The data:
____
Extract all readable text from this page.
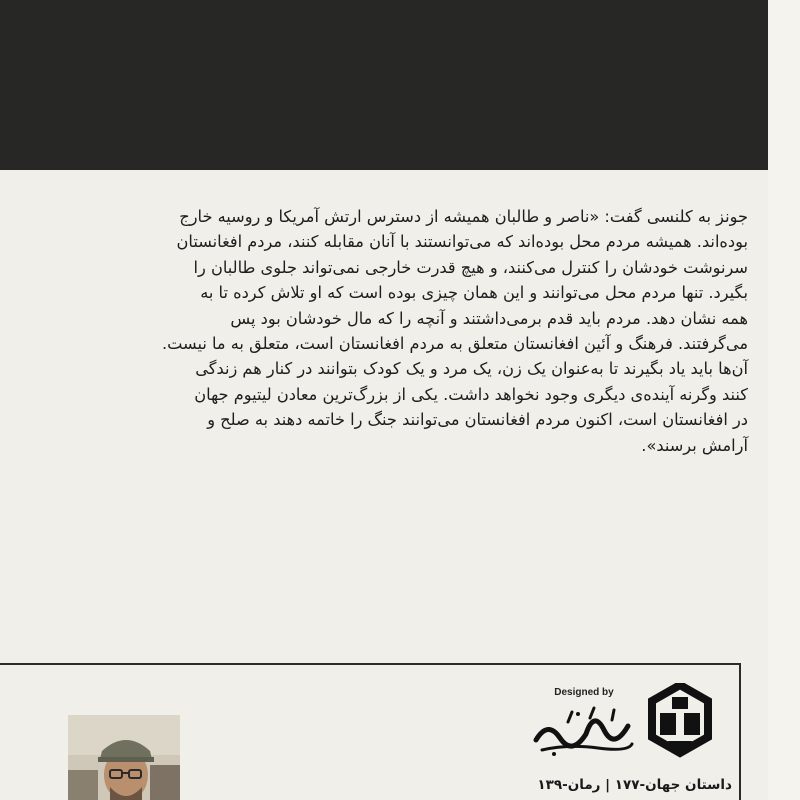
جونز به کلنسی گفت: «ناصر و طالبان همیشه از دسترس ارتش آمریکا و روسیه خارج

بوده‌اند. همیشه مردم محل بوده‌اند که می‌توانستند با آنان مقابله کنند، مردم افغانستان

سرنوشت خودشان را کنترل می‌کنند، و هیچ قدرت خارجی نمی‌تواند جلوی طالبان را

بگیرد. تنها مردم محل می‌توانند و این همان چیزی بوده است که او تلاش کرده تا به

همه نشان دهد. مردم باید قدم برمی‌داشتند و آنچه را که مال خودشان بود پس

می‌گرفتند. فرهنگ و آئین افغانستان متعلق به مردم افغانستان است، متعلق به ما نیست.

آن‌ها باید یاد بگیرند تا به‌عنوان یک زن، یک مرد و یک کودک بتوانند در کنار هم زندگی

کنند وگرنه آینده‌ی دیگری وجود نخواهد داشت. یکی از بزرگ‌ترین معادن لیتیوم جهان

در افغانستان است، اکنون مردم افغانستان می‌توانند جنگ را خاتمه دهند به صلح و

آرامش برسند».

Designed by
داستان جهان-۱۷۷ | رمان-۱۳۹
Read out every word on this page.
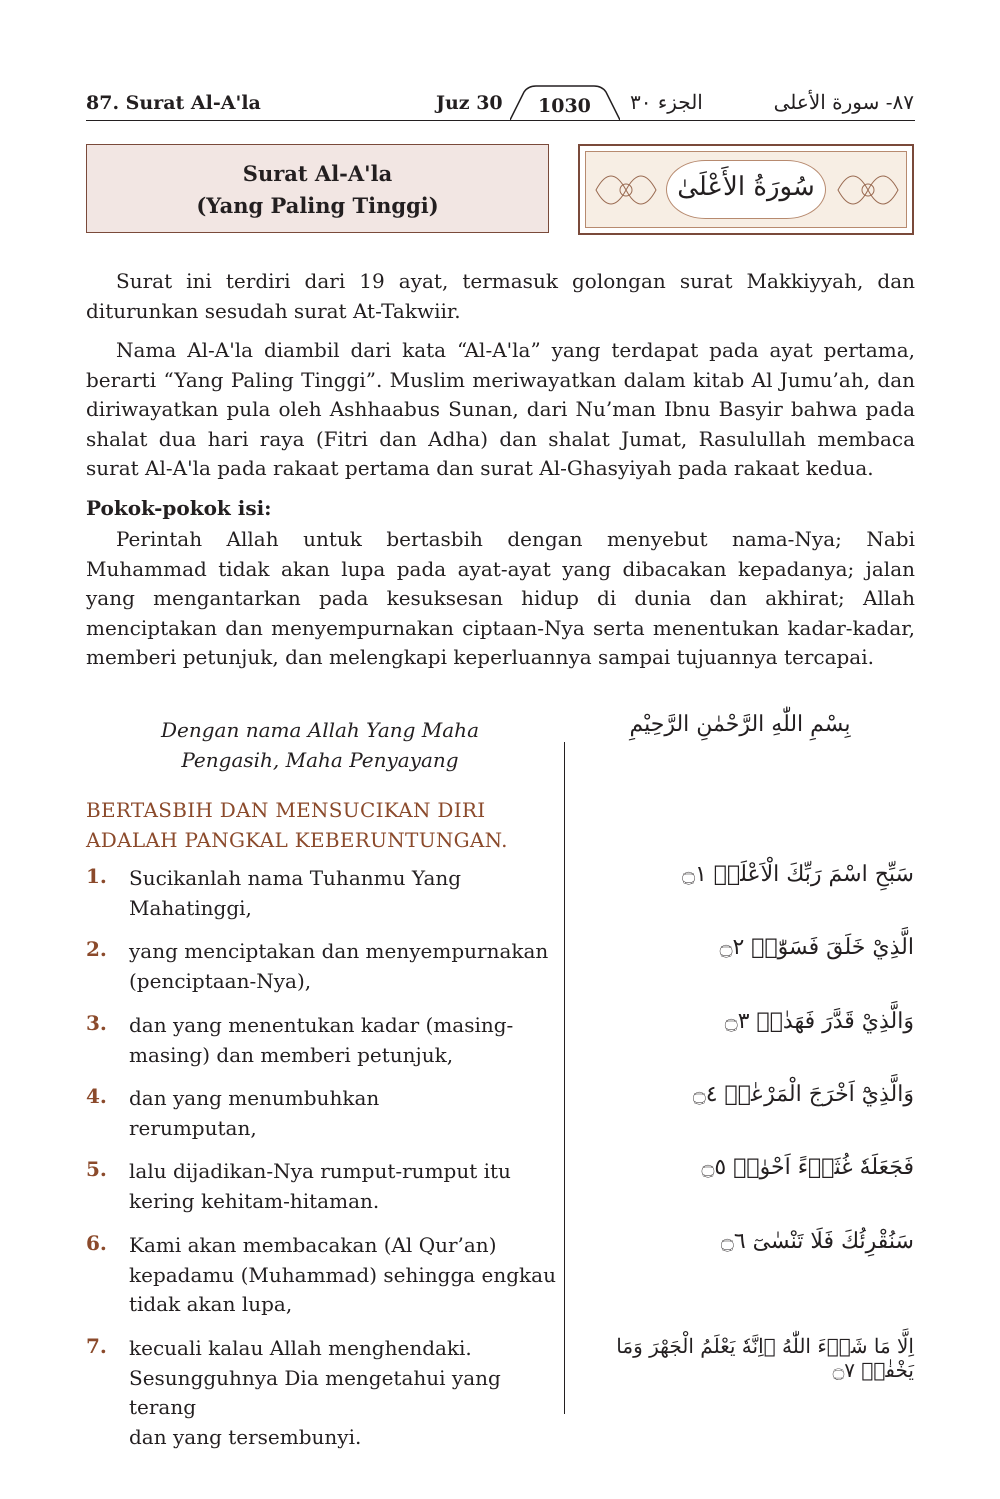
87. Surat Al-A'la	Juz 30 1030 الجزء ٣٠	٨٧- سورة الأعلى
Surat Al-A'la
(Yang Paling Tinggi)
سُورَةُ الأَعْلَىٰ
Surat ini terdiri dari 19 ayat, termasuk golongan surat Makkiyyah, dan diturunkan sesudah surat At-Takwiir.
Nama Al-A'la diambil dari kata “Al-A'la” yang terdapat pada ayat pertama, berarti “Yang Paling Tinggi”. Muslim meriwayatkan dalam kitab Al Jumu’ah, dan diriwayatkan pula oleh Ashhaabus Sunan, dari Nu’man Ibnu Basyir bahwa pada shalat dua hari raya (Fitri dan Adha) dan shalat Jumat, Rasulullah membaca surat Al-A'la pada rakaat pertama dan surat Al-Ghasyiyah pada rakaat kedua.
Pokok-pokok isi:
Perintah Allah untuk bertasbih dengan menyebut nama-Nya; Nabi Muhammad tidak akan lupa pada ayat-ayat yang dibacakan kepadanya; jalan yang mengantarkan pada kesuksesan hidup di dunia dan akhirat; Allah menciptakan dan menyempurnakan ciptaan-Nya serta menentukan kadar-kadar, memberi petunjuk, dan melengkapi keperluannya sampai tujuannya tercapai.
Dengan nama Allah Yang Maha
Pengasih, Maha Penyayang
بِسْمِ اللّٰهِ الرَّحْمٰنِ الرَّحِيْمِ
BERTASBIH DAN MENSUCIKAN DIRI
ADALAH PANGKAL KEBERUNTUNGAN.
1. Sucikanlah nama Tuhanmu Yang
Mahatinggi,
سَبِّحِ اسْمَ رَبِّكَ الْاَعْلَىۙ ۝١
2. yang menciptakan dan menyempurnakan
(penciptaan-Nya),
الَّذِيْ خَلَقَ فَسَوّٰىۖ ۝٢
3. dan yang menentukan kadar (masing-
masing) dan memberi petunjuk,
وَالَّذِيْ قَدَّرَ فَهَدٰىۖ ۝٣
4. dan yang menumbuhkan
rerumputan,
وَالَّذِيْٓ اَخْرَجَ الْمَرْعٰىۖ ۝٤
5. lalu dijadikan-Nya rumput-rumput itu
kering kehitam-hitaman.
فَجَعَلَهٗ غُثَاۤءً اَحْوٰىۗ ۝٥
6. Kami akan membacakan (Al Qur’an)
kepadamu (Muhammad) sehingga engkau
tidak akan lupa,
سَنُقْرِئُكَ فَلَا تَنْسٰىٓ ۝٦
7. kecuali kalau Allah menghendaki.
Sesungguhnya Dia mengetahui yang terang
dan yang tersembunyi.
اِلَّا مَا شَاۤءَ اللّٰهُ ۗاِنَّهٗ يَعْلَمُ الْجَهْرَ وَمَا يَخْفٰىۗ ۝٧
____
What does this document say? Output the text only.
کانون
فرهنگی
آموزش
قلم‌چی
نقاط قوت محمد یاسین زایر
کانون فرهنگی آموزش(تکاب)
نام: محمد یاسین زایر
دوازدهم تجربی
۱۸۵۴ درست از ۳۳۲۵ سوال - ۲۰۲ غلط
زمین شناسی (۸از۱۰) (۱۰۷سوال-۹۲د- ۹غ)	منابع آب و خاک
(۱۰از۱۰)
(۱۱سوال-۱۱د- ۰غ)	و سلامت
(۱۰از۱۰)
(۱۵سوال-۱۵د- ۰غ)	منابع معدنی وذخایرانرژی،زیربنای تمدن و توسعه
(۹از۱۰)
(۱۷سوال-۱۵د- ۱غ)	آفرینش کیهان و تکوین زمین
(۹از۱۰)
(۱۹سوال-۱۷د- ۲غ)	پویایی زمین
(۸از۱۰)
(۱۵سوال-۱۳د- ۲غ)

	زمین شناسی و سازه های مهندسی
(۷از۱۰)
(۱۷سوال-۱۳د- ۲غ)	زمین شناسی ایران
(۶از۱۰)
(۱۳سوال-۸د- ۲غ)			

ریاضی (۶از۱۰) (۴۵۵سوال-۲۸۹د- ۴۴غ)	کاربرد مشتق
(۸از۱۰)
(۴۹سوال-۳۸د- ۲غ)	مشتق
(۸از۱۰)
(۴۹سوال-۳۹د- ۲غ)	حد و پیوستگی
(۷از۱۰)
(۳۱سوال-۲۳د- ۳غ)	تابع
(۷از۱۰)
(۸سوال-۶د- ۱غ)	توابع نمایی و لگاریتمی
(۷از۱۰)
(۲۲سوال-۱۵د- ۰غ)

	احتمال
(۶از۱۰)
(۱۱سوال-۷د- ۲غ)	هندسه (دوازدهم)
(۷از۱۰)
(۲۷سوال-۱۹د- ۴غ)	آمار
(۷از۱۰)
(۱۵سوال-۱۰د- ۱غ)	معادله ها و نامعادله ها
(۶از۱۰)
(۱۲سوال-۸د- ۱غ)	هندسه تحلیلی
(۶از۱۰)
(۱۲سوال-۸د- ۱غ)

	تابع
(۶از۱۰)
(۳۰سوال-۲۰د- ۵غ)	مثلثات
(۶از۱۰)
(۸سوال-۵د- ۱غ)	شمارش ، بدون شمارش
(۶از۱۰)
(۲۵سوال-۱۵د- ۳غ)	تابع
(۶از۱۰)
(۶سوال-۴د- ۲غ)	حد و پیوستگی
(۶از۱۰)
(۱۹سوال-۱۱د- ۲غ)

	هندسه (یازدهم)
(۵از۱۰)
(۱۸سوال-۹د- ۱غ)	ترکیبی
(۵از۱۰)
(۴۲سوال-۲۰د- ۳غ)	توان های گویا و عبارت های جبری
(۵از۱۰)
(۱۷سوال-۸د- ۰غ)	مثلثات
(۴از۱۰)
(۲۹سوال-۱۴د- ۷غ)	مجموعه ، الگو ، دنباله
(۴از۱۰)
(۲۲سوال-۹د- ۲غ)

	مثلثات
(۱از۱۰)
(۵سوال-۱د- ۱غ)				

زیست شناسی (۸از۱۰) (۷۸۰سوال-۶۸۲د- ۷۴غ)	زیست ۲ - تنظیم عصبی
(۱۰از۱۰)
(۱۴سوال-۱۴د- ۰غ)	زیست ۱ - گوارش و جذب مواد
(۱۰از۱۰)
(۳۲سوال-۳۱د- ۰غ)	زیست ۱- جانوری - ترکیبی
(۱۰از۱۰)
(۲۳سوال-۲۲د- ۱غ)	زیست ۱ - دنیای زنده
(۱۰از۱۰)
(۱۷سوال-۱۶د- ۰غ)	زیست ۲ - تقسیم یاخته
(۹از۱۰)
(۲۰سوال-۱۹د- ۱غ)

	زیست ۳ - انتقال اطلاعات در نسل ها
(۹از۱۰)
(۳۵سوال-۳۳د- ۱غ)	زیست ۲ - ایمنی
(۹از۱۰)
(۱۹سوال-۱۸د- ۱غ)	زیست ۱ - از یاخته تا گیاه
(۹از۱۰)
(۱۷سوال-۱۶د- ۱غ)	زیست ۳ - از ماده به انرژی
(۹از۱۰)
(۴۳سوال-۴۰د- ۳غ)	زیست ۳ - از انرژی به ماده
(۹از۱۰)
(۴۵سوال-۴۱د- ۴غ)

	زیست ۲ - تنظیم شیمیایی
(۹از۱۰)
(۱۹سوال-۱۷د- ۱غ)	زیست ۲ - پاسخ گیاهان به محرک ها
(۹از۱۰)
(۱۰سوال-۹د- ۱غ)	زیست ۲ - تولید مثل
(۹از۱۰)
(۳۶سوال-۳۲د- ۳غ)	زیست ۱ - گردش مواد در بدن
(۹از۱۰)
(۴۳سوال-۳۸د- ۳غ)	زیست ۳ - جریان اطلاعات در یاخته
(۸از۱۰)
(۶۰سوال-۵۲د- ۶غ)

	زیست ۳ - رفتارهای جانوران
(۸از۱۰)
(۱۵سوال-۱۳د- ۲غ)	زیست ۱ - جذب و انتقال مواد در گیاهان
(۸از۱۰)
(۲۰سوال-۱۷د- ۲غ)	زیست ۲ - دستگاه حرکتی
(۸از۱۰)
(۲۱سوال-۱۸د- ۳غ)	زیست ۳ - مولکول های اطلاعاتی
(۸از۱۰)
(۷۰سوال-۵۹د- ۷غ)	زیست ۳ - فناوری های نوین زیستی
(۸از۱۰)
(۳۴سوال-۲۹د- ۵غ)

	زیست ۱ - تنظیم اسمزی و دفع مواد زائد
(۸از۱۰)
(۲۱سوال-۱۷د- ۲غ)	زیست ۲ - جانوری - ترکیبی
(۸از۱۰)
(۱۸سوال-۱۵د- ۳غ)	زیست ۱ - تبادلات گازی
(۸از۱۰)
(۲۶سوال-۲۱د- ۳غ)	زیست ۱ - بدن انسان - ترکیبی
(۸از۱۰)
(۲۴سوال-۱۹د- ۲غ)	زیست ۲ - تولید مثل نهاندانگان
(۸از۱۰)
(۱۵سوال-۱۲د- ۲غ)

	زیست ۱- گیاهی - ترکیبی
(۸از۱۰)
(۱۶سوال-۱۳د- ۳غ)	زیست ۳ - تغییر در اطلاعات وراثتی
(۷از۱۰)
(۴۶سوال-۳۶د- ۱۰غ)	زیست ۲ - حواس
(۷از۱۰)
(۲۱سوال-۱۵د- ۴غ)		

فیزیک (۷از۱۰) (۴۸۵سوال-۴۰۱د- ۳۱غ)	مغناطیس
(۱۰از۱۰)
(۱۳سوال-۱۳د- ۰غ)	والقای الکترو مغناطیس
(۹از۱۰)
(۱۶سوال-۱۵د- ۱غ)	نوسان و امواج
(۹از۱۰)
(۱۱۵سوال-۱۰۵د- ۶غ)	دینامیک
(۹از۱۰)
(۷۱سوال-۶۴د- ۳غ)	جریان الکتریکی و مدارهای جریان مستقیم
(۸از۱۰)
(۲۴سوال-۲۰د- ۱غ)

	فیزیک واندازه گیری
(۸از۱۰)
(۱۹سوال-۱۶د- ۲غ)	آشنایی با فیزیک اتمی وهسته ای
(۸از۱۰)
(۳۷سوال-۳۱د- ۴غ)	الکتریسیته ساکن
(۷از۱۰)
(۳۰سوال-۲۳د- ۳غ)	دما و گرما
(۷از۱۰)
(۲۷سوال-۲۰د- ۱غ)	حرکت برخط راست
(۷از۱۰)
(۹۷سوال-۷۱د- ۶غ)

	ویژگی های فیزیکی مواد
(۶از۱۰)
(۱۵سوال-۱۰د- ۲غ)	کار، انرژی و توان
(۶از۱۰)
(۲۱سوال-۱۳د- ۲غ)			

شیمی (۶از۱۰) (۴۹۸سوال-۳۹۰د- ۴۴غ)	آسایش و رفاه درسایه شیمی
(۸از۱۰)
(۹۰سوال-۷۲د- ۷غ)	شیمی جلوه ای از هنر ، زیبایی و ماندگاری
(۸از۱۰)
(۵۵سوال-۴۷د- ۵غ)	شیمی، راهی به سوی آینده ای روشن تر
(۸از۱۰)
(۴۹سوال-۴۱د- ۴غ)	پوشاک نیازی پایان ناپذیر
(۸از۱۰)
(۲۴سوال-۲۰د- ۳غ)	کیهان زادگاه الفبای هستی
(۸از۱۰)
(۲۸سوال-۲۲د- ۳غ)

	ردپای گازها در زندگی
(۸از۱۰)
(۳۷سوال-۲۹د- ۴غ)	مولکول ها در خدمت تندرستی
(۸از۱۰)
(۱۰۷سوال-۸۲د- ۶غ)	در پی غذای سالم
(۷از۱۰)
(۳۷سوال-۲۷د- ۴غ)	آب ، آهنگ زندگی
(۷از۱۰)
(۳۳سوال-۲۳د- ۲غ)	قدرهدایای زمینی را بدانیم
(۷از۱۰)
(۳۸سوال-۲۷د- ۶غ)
____
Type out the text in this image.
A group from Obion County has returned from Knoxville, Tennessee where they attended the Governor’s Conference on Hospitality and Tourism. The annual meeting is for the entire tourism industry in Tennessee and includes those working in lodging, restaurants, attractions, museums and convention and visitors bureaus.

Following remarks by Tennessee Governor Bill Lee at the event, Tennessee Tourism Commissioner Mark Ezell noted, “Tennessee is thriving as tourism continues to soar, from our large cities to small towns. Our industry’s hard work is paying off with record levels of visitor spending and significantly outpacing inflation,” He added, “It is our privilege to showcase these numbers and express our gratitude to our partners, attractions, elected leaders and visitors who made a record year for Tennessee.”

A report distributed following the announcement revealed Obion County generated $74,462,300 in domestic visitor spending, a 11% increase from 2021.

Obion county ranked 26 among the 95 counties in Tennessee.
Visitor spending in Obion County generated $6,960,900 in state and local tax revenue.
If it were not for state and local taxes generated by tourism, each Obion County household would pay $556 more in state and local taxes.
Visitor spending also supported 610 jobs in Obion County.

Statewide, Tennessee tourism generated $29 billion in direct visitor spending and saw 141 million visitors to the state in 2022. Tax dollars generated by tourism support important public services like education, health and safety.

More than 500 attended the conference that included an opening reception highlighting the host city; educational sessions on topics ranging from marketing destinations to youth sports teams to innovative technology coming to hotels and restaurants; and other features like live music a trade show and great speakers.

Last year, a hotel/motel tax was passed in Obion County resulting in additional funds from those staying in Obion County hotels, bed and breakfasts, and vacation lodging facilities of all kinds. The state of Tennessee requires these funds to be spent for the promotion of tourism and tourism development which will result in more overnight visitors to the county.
____
Brief: Which lines hold the string "this"? List them all.

Exercise solution:
Extract all readable text from this page.
Read out every word on this page.
What does this document say? Output the text only.
Type out the text in this image.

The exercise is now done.